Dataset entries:
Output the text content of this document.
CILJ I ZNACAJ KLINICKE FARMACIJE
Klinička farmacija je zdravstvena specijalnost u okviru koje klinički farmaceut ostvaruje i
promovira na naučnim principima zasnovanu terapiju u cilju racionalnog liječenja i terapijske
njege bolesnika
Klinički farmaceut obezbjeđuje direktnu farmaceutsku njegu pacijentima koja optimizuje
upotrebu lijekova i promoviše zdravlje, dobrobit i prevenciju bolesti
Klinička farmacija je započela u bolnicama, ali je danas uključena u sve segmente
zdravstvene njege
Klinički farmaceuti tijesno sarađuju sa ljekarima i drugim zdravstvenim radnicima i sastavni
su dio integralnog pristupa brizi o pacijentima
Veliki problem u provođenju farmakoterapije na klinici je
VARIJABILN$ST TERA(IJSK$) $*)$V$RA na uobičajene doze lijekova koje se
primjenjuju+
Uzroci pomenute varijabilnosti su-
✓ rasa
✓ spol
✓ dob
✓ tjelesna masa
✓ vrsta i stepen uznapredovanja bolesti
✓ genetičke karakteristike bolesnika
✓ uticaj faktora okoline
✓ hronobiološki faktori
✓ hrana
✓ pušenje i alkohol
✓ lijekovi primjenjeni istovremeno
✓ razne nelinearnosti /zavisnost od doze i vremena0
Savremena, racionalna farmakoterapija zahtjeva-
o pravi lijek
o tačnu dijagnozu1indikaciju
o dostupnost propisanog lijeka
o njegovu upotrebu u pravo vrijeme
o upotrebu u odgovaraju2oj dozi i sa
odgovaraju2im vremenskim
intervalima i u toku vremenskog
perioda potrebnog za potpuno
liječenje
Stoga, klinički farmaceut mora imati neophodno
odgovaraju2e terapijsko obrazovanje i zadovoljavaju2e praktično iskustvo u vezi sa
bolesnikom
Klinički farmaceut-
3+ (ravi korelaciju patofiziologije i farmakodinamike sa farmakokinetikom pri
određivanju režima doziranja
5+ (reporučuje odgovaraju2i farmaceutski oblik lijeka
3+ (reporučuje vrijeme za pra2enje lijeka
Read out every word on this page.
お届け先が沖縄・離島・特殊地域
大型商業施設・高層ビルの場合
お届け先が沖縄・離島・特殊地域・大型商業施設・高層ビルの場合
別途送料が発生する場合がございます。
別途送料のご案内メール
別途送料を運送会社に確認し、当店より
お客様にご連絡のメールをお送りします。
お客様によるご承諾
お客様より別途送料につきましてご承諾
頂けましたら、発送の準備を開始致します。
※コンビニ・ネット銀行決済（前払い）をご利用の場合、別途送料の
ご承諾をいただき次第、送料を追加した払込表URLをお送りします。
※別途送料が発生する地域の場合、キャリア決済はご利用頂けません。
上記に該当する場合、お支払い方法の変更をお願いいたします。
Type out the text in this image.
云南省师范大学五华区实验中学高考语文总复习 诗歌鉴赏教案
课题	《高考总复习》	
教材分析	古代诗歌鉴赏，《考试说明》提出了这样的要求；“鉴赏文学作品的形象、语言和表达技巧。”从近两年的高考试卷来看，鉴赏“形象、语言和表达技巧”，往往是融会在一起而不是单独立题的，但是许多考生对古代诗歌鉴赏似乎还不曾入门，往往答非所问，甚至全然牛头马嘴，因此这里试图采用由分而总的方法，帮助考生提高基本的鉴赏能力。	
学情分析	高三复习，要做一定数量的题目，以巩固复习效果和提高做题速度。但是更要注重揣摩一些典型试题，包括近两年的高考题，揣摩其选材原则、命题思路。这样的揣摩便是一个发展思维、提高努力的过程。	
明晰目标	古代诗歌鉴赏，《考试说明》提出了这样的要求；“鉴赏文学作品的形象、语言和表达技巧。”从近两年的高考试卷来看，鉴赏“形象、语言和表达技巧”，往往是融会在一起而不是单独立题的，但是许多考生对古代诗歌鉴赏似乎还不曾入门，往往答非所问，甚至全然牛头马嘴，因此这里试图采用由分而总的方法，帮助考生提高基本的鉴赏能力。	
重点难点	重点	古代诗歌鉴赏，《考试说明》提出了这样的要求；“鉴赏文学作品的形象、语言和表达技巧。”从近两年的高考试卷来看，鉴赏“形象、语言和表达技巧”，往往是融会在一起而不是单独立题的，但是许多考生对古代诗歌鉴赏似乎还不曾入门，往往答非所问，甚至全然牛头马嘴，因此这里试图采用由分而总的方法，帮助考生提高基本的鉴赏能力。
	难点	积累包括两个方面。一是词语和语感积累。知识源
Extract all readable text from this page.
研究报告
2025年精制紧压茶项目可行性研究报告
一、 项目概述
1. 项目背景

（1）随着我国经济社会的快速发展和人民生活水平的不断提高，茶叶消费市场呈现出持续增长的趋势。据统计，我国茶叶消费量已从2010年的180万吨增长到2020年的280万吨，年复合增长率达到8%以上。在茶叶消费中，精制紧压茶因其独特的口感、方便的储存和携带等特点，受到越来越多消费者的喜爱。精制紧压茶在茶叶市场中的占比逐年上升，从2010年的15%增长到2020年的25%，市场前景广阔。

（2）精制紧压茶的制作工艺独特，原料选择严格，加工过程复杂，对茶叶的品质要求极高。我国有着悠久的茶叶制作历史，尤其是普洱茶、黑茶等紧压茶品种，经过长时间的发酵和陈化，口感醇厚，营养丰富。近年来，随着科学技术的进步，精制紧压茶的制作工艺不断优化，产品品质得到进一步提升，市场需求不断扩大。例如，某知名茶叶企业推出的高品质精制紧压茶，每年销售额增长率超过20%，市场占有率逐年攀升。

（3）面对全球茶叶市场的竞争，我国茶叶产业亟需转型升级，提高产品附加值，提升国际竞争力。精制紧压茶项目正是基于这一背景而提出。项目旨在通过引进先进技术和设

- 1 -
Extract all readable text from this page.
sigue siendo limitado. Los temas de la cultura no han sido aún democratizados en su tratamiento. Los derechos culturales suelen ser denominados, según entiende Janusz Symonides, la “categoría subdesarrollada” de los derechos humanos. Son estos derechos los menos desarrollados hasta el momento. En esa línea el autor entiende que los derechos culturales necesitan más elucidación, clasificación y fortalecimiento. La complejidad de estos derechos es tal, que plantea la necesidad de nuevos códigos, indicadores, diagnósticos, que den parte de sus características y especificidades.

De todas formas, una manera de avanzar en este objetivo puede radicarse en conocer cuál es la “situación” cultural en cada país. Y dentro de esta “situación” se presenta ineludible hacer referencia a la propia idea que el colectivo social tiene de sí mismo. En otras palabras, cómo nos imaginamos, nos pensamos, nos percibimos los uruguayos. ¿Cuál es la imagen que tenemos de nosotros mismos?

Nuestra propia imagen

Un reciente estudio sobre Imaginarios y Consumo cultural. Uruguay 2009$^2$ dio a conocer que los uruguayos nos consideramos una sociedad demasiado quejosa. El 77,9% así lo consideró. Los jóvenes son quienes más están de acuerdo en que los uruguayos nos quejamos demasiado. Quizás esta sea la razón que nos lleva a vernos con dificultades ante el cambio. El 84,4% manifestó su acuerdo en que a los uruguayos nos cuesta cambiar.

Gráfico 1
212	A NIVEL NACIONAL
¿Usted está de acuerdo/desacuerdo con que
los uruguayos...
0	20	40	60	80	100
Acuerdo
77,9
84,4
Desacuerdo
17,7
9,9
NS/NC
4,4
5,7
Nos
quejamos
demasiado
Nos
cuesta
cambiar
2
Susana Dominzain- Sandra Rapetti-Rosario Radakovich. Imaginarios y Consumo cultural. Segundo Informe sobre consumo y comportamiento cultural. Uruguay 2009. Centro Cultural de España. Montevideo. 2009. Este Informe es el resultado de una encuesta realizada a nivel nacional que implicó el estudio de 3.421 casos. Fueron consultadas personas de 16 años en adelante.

__WHAT THIS TASK INVOLVES__. Pick out each line in the material containing "因此这里试图采用由分而总的方法".

__EXPECTED ANSWER__.
教材分析	古代诗歌鉴赏，《考试说明》提出了这样的要求；“鉴赏文学作品的形象、语言和表达技巧。”从近两年的高考试卷来看，鉴赏“形象、语言和表达技巧”，往往是融会在一起而不是单独立题的，但是许多考生对古代诗歌鉴赏似乎还不曾入门，往往答非所问，甚至全然牛头马嘴，因此这里试图采用由分而总的方法，帮助考生提高基本的鉴赏能力。	
明晰目标	古代诗歌鉴赏，《考试说明》提出了这样的要求；“鉴赏文学作品的形象、语言和表达技巧。”从近两年的高考试卷来看，鉴赏“形象、语言和表达技巧”，往往是融会在一起而不是单独立题的，但是许多考生对古代诗歌鉴赏似乎还不曾入门，往往答非所问，甚至全然牛头马嘴，因此这里试图采用由分而总的方法，帮助考生提高基本的鉴赏能力。	
重点难点	重点	古代诗歌鉴赏，《考试说明》提出了这样的要求；“鉴赏文学作品的形象、语言和表达技巧。”从近两年的高考试卷来看，鉴赏“形象、语言和表达技巧”，往往是融会在一起而不是单独立题的，但是许多考生对古代诗歌鉴赏似乎还不曾入门，往往答非所问，甚至全然牛头马嘴，因此这里试图采用由分而总的方法，帮助考生提高基本的鉴赏能力。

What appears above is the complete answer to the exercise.